__EXERCISE AIM__:
Pull each line holding the word "uczeń" from the data.

Saved entries:
————
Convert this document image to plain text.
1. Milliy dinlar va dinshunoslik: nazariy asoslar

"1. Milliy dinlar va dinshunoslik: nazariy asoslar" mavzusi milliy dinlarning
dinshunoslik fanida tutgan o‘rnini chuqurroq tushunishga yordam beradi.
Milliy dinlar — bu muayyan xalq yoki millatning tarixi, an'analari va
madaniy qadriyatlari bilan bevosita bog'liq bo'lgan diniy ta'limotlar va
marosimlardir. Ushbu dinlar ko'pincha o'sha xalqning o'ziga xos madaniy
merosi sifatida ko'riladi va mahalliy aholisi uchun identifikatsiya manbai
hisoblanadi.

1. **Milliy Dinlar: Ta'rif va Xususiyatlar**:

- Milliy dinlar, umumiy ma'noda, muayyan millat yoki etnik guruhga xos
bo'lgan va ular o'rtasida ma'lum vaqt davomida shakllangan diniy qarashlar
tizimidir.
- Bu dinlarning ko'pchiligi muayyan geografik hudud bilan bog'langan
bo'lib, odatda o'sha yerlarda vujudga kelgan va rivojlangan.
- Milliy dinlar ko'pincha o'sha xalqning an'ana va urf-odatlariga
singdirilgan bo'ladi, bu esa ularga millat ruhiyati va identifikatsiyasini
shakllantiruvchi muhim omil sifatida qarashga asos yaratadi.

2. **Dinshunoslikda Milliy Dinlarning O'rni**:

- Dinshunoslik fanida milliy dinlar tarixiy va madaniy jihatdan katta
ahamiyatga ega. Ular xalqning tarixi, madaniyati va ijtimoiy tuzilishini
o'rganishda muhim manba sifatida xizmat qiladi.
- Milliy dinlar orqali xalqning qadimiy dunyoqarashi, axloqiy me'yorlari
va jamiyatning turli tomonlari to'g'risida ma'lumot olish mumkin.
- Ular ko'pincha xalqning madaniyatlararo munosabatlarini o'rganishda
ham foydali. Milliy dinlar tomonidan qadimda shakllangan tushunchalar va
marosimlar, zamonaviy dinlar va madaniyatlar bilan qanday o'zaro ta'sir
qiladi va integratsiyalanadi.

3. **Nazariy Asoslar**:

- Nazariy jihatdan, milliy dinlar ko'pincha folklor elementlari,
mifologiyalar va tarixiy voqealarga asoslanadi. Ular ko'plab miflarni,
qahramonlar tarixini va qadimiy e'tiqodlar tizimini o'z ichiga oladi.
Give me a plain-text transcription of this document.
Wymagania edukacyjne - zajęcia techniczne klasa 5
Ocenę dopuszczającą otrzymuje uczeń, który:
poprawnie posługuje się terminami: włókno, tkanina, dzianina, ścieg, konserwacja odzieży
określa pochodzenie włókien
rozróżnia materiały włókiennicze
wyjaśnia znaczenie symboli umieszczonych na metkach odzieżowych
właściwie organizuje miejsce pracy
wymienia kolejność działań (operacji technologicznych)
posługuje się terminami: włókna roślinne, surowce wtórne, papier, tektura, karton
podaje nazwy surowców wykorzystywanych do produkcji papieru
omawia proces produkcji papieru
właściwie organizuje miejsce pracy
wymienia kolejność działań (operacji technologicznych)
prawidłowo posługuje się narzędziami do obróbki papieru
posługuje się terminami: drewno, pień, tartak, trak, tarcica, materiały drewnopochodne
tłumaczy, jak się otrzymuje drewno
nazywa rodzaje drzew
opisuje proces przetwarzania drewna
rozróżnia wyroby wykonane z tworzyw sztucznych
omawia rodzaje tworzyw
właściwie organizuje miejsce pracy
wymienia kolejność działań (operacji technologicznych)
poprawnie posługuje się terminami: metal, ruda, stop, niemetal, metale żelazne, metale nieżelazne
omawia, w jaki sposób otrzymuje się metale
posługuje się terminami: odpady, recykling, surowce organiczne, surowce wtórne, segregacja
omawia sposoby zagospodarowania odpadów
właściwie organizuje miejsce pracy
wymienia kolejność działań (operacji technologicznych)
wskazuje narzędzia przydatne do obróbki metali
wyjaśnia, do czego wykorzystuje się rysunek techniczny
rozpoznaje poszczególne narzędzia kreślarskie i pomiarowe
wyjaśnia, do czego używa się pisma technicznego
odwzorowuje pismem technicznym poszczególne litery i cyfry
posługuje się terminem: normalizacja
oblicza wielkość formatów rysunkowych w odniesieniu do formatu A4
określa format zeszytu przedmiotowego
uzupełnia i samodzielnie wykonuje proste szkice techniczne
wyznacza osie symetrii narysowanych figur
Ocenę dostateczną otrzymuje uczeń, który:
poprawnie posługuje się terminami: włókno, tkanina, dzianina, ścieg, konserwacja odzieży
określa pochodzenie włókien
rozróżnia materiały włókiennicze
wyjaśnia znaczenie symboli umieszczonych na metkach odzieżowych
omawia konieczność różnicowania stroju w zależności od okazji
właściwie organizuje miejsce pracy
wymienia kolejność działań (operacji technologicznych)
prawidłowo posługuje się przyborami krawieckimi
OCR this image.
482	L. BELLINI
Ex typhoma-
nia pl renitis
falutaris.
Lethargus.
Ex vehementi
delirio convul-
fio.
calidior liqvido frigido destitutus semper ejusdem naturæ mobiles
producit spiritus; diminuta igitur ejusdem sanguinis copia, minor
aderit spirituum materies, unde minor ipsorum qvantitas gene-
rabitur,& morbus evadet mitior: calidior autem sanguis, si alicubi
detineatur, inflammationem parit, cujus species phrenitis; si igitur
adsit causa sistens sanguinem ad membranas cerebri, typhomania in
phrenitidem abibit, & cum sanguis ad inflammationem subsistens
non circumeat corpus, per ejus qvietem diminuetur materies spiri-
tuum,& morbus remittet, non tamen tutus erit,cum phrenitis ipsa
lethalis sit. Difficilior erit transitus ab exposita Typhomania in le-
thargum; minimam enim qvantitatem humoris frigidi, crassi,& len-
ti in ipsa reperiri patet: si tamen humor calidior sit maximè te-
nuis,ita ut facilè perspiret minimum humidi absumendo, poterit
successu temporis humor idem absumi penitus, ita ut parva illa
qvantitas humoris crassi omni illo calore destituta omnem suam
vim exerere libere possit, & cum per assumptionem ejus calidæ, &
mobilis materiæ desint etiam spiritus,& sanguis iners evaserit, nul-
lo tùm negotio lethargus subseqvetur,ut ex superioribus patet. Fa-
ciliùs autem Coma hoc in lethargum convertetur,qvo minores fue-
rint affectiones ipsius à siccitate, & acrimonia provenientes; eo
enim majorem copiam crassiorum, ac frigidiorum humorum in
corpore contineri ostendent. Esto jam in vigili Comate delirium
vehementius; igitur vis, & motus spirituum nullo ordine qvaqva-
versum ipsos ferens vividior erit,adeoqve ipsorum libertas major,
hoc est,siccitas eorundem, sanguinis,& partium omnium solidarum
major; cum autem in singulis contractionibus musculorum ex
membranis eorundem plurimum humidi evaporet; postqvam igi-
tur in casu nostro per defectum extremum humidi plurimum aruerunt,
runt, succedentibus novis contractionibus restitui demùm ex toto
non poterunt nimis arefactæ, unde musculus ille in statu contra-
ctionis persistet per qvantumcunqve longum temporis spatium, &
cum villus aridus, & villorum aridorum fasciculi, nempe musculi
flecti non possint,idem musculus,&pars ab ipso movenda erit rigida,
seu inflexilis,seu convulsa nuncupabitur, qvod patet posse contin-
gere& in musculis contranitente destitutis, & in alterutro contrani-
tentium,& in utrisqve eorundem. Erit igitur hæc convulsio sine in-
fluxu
————
__EXERCISE RESULT__:
Ocenę dopuszczającą otrzymuje uczeń, który:
Ocenę dostateczną otrzymuje uczeń, który:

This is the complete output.